Records shown:

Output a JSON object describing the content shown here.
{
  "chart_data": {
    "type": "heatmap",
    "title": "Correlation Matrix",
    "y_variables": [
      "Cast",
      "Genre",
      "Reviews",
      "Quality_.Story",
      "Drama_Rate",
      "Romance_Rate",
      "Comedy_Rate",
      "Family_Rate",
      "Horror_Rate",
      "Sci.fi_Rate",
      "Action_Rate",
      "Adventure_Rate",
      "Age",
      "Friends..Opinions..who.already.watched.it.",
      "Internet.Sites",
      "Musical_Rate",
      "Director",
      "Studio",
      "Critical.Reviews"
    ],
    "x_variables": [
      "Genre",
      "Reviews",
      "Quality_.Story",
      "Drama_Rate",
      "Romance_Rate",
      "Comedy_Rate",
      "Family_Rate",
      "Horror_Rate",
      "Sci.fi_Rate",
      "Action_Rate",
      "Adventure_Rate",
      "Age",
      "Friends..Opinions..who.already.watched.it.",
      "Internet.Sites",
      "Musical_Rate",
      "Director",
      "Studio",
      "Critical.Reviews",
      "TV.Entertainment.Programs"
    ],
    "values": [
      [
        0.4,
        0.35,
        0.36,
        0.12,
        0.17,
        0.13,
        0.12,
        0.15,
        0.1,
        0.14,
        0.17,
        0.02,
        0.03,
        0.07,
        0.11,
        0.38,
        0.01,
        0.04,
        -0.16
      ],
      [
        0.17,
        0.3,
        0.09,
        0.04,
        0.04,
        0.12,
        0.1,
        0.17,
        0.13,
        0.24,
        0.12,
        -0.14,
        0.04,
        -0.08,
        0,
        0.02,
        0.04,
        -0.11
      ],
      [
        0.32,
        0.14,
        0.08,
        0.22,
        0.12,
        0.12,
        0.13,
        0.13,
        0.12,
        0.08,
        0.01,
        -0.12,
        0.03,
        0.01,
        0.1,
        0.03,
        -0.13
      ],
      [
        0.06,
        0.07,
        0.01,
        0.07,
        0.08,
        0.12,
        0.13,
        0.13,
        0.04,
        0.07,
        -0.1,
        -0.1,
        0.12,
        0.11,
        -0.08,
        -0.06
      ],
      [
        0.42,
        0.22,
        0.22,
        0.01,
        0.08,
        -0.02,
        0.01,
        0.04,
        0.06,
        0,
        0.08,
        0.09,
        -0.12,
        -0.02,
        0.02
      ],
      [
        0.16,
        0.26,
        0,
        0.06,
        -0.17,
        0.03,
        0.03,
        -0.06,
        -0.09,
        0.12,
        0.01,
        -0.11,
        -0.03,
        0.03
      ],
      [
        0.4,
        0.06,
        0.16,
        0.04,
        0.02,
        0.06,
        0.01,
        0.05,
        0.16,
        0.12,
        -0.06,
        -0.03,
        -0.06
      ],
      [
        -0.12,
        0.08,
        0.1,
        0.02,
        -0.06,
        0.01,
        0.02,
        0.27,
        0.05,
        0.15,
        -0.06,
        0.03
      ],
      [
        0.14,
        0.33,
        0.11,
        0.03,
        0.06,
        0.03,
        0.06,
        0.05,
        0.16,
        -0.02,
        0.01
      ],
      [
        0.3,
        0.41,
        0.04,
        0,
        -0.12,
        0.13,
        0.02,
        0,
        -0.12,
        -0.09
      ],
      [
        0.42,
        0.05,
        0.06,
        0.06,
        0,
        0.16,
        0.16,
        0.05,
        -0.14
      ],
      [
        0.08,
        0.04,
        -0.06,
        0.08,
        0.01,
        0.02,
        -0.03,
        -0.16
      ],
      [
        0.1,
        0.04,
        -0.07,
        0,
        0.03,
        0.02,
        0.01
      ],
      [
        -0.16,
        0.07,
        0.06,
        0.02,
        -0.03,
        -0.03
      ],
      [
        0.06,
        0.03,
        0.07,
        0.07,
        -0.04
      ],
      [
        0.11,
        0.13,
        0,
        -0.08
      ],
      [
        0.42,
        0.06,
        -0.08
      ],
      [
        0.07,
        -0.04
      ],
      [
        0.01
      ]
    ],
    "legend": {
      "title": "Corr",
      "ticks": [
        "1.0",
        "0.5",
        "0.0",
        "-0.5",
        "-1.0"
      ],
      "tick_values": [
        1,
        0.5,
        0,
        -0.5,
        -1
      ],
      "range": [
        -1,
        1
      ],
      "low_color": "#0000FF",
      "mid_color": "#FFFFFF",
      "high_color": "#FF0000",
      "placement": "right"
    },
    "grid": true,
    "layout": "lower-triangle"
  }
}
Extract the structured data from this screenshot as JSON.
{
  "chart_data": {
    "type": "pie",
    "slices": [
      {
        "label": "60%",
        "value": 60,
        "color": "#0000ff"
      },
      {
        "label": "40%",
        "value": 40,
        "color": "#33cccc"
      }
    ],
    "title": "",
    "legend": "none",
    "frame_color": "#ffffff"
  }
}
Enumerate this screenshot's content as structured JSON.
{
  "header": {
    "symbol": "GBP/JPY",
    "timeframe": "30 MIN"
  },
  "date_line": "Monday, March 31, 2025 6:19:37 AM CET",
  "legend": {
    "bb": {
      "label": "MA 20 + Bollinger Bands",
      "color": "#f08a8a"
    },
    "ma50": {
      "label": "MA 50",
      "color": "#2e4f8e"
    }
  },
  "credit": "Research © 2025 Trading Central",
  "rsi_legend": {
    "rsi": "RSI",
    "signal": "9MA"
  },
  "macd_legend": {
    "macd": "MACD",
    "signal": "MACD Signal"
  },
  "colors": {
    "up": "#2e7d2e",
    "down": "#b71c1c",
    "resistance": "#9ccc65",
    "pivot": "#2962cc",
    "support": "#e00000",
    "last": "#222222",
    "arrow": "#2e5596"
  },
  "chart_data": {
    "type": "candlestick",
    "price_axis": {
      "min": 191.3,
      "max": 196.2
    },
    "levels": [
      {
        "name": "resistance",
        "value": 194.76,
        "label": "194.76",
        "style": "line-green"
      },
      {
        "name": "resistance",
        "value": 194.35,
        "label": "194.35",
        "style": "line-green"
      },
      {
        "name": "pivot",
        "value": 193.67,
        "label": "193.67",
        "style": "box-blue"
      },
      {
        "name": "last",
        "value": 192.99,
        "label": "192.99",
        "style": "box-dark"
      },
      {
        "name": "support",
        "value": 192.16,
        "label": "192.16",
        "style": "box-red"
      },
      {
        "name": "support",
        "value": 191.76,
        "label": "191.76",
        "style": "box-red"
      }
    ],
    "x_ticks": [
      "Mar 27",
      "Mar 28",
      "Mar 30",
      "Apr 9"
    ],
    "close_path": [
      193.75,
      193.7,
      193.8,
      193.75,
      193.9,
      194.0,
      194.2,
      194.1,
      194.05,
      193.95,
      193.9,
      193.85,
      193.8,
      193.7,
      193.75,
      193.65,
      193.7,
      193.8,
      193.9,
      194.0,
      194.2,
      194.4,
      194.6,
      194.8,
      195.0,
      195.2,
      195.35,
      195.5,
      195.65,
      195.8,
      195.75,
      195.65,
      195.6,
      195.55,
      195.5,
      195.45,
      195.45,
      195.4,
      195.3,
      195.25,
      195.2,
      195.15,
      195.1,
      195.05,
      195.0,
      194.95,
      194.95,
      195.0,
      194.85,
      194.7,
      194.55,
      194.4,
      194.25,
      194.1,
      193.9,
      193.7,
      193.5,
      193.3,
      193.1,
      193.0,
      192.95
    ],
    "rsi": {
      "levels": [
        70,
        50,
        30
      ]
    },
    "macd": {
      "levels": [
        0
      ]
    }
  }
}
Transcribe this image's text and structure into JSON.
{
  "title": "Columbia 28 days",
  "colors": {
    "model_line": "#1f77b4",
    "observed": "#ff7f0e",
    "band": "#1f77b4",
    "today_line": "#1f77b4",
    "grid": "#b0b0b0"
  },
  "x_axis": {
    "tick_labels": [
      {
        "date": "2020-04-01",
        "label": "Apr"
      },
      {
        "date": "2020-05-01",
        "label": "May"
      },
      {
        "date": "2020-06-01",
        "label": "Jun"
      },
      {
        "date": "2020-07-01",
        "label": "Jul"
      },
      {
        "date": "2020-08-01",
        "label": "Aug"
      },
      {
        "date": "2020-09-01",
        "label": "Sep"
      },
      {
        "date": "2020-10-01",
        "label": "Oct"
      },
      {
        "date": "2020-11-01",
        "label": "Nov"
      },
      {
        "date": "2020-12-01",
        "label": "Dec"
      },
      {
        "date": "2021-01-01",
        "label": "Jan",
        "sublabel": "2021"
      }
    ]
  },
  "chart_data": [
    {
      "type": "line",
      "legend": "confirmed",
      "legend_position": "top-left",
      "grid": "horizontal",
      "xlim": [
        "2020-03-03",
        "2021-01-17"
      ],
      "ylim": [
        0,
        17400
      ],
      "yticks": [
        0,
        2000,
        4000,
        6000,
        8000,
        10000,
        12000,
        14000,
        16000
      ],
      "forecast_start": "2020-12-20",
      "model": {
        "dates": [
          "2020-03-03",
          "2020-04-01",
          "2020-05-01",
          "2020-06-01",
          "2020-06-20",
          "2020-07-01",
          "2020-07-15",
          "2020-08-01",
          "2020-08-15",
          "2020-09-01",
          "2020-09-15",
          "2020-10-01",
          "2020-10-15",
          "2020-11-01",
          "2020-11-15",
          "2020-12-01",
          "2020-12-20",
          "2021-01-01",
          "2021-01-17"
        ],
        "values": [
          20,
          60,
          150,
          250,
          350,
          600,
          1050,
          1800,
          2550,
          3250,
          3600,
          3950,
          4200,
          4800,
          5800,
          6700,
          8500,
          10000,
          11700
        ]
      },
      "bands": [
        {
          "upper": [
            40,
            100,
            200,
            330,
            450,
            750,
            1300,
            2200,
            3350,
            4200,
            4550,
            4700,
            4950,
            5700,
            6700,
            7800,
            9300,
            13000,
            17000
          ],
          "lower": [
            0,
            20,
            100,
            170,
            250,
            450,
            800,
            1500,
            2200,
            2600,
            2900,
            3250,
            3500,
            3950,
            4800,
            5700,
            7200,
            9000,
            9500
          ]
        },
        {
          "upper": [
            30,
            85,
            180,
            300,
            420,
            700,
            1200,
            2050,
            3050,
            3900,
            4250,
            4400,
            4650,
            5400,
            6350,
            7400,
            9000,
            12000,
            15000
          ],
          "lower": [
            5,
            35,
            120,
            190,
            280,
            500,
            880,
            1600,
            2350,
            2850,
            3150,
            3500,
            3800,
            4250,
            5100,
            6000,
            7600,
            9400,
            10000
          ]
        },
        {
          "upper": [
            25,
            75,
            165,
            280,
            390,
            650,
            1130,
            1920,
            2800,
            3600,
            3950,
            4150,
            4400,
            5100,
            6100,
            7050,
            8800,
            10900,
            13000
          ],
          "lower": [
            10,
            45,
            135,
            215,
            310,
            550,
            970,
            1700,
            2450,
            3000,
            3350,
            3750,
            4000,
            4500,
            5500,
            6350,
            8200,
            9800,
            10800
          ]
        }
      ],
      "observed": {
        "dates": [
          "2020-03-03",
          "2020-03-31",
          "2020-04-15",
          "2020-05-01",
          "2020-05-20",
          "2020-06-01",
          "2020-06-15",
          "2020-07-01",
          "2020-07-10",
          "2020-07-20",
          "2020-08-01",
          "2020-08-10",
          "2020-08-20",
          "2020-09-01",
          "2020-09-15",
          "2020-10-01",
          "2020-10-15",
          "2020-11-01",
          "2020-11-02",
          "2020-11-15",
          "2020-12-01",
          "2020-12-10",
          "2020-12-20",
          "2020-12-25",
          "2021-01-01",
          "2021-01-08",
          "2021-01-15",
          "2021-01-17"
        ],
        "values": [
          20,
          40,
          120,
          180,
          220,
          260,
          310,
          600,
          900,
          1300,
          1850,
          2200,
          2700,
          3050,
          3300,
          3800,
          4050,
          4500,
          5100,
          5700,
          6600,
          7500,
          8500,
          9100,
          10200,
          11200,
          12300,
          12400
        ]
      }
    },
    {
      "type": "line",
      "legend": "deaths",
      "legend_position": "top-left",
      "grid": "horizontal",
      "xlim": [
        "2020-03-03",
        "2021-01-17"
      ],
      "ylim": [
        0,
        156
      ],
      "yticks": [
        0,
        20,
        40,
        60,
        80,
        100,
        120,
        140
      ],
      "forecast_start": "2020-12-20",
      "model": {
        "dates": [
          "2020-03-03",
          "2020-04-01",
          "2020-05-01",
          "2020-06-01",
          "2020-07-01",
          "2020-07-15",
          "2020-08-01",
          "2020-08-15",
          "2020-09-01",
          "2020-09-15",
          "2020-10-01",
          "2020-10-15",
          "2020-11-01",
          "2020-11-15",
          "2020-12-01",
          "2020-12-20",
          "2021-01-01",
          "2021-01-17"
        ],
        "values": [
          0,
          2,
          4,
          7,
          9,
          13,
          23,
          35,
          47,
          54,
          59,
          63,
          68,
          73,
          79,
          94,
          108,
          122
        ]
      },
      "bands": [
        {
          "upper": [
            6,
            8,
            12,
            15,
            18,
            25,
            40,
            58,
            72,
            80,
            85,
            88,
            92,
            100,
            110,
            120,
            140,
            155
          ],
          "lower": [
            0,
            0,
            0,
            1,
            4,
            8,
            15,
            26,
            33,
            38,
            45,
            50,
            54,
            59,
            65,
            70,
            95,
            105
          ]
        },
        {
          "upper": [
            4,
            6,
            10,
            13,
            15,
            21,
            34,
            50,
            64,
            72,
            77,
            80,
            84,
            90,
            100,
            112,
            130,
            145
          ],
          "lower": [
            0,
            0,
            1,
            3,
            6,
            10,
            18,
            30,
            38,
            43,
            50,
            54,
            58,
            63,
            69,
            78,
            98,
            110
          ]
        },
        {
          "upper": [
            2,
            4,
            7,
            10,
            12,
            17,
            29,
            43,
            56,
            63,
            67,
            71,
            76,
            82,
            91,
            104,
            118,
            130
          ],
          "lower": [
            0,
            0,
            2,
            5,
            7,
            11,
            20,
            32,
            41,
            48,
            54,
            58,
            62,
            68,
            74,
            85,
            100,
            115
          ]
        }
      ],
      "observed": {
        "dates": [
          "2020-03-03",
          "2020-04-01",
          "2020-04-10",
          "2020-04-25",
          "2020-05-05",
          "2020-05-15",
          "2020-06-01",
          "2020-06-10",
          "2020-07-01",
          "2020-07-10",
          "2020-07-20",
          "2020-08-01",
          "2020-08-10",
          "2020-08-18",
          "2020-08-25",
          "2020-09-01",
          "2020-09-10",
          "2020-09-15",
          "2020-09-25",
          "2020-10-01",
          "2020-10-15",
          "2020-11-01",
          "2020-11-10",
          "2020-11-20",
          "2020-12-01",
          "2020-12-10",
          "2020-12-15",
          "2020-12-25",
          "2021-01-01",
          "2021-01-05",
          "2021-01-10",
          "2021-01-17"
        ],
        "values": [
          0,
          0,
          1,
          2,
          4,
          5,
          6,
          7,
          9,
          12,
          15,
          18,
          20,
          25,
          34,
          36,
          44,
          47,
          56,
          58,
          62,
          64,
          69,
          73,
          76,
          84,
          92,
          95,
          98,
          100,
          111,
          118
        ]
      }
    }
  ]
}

Task instructions:
Where a line contains the string "screenshot", extract that line.

Worked solution:
Extract the structured data from this screenshot as JSON.
Enumerate this screenshot's content as structured JSON.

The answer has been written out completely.